- _WHAT TO WORK ON_
Pictures aside, write out every record exactly as it appears.

- _DATASET EXCERPTS_
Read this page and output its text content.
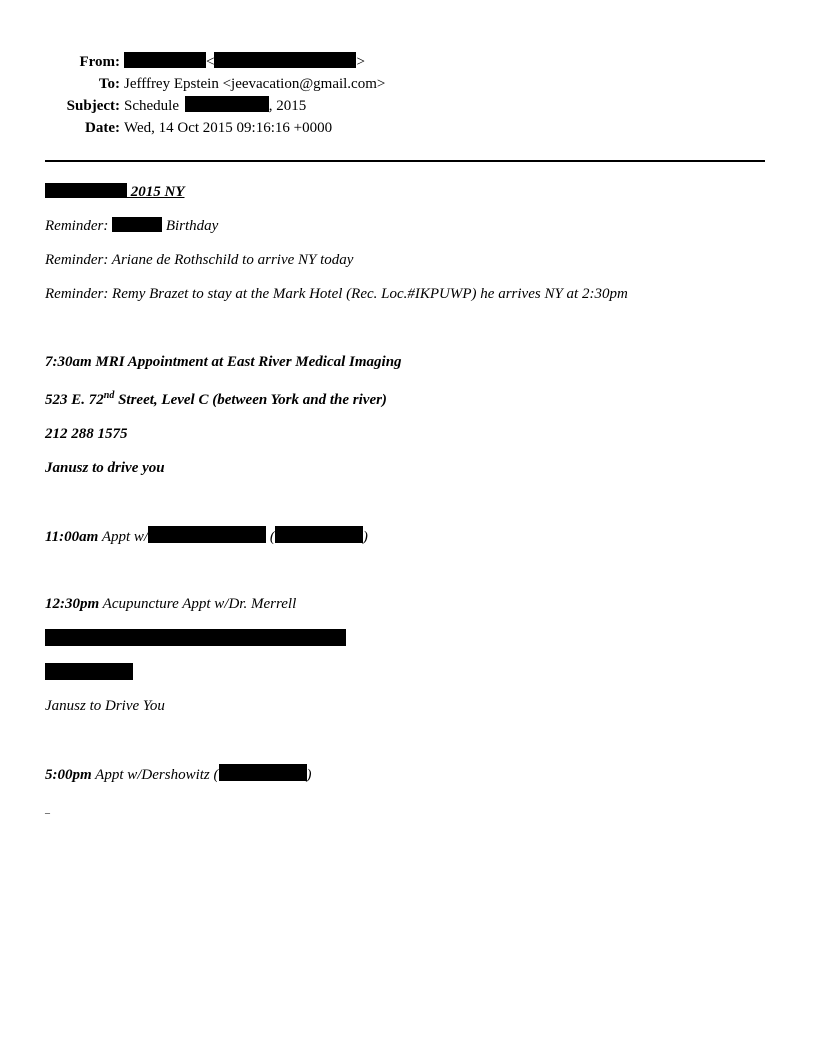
From:	<	>
To: Jefffrey Epstein <jeevacation@gmail.com>
Subject: Schedule	, 2015
Date: Wed, 14 Oct 2015 09:16:16 +0000
2015 NY
Reminder:	Birthday
Reminder: Ariane de Rothschild to arrive NY today
Reminder: Remy Brazet to stay at the Mark Hotel (Rec. Loc.#IKPUWP) he arrives NY at 2:30pm
7:30am MRI Appointment at East River Medical Imaging
523 E. 72nd Street, Level C (between York and the river)
212 288 1575
Janusz to drive you
11:00am Appt w/	(	)
12:30pm Acupuncture Appt w/Dr. Merrell
Janusz to Drive You
5:00pm Appt w/Dershowitz (	)
_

- _RESPONSE TO THIS EXERCISE_
Read this page and output its text content.
From:	<	>
To: Jefffrey Epstein <jeevacation@gmail.com>
Subject: Schedule	, 2015
Date: Wed, 14 Oct 2015 09:16:16 +0000
2015 NY
Reminder:	Birthday
Reminder: Ariane de Rothschild to arrive NY today
Reminder: Remy Brazet to stay at the Mark Hotel (Rec. Loc.#IKPUWP) he arrives NY at 2:30pm
7:30am MRI Appointment at East River Medical Imaging
523 E. 72nd Street, Level C (between York and the river)
212 288 1575
Janusz to drive you
11:00am Appt w/	(	)
12:30pm Acupuncture Appt w/Dr. Merrell
Janusz to Drive You
5:00pm Appt w/Dershowitz (	)
_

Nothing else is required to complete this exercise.